▶ [Objective 1]: Reproduce word for word the part of the carbon layup text between "Of course the" and "standards...", inclusive.
▶ [Objective 2]: Resume the carbon layup text from the point where it stops.

Obviously you're going to need some way of making sure the carbon doesn't stick to the mould. You can use PVA release
agent (horrible stuff IMHO) or wax (not that much better) or, if the panel's flat, you can just use a layer of
release film between the mould and the carbon stack. If you're using release film for this purpose, use low perforation
film - it gives a better finish with fewer little bumps where the perforations are.
Of course the environment in which all this takes place should be spotlessly clean, with lots of glistening white
worksurfaces and people wearing silly paper hats. You can probably tell that my garage doesn't *quite* reach these
standards...
TOP TIP: a Fury chassis with lowered
front suspension makes a great work bench for carbon work. Simply put a 3' x 3' MDF board over the passenger compartment,
and the rolls of material sit nicely in the engine bay, held in place by the columns for the suspension mounts.
:)
Then it's simply a case of
laying up the pre-impregnated carbon, layer by layer. The carbon comes in rolls about 1.2m wide, covered in a protective
blue plastic sheet. The properties of the part when it's finished are partially determined by how the carbon is
laid up and the direction of the fibres in the fabric. Generally, I use just 0/90 degree orientation, with a few
45 degree bits thrown in for good measure if I've got some suitably sized offcuts handy... The trickiest part is
keeping the carbon vaguely flat - it's quite tightly rolled up when it's on the roll (figures really) and it's
quite keen to return to its curved shape - hence the random stuff piled on top of the layers of carbon. This panel
is 4 layers thick IIRC.

▶ [Provided material]:
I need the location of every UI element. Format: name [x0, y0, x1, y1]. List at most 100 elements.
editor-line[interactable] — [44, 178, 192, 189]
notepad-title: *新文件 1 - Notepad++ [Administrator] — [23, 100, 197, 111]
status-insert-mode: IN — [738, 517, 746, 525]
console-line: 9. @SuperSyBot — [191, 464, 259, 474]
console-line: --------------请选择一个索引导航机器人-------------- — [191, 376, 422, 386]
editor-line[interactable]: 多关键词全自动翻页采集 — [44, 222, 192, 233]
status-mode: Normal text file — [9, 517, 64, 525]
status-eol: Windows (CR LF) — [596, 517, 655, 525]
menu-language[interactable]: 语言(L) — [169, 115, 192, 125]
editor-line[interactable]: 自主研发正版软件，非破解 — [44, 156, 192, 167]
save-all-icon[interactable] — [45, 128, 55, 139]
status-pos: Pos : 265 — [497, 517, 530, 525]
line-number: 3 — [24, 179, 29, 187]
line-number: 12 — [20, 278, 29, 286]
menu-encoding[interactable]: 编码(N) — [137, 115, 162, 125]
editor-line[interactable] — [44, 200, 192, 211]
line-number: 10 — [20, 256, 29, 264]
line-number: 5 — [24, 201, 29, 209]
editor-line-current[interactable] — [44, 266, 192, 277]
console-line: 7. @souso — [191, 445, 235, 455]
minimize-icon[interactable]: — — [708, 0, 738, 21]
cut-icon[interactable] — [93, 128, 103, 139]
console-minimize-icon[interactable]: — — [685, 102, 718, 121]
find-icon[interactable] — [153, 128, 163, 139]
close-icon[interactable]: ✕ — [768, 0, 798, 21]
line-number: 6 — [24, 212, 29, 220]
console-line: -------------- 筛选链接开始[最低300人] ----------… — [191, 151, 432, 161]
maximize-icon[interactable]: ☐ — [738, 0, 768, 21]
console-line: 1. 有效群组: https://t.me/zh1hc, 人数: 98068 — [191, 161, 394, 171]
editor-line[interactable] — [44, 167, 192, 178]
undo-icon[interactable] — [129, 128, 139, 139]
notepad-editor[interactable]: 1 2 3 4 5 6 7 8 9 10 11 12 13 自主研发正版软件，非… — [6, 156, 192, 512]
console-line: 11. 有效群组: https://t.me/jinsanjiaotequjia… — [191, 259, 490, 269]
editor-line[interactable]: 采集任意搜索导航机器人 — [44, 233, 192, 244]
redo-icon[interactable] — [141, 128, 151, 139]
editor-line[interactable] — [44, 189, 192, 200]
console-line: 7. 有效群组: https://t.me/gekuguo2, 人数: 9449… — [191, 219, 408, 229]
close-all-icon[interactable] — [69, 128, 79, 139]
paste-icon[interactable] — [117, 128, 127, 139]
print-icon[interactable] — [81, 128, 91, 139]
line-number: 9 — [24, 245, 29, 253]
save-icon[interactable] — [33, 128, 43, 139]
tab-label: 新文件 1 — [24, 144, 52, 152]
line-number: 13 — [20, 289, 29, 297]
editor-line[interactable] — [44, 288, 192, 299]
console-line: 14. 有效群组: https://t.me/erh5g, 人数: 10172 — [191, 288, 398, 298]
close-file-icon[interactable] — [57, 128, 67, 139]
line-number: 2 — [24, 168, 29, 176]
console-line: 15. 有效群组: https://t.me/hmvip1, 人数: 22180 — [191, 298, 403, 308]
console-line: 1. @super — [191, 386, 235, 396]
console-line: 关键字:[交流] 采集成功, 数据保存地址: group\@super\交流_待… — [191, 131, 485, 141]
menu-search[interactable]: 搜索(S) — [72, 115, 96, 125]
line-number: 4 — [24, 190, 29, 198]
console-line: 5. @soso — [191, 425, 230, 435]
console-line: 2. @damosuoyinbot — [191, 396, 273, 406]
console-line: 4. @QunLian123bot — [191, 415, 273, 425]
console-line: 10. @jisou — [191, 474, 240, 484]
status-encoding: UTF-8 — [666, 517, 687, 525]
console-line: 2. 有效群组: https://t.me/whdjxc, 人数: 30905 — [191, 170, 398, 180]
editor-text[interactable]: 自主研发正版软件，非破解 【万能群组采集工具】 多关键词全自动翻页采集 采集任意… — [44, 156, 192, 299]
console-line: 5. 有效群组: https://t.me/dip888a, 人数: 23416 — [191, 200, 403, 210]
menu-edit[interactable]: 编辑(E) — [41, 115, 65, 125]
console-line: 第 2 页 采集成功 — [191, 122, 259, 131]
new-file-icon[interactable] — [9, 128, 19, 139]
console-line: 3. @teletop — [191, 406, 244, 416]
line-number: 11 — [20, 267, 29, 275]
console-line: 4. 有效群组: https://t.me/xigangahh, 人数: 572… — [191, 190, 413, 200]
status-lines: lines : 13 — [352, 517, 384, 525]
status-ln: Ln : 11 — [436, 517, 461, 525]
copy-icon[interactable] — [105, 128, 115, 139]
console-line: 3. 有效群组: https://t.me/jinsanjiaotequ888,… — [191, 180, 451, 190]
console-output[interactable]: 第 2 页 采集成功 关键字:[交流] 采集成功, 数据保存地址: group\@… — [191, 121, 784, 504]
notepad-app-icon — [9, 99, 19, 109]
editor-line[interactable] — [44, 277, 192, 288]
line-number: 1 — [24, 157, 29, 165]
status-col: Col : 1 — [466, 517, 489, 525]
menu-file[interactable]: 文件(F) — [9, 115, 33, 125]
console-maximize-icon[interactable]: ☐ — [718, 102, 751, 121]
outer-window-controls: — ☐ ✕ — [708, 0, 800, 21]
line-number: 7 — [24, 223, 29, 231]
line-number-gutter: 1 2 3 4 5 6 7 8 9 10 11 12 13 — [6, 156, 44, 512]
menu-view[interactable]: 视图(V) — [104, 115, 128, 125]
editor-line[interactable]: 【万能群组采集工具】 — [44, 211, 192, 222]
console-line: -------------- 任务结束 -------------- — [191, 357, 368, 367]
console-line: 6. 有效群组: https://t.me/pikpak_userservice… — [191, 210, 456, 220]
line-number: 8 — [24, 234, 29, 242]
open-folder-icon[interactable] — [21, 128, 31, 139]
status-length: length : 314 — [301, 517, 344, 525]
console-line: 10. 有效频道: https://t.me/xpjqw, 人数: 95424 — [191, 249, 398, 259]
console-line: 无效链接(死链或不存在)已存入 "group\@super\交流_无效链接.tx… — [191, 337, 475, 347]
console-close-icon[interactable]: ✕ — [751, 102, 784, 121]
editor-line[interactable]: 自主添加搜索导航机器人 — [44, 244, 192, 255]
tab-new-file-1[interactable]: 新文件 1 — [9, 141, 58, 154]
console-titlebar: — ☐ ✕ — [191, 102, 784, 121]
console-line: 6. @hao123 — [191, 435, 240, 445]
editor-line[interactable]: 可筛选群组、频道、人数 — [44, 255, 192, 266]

▶ [Answer 1]:
Of course the environment in which all this takes place should be spotlessly clean, with lots of glistening white
worksurfaces and people wearing silly paper hats. You can probably tell that my garage doesn't *quite* reach these
standards...

▶ [Answer 2]:
The outlife of SE84-based pre-preg is fairly good - up to 8 weeks being stored at 21 degC. Keep it in a cold garage
in winter, and if shelf-life is a problem, you just don't love carbon fibre enough cos you're using it too slowly...
Then you put another layer
of release film on top (making sure it covers the whole of the carbon + a bit for luck) and bung a load of breather
fabric on top. I find that with the set-up I've got the low perforation release film works best for this top layer
too - this may change depending on what vacuum you're pulling, how many layers of carbon there are, what temperature
you're using etc. To get the ultimate mechanic properties out of the pre-preg you want as little resin as possible,
but I'd rather err on the same of too much that too little.
Release film and breather fabric are allegedly reusable (to a limited extent - the breather fabric obviously absorbs
more resin the more you use it) but to be honest they cost pennies compared to the carbon. In a 4 layer carbon
stack, the carbon's costing £100 per square metre, the breather fabric's costing 65p per square metre...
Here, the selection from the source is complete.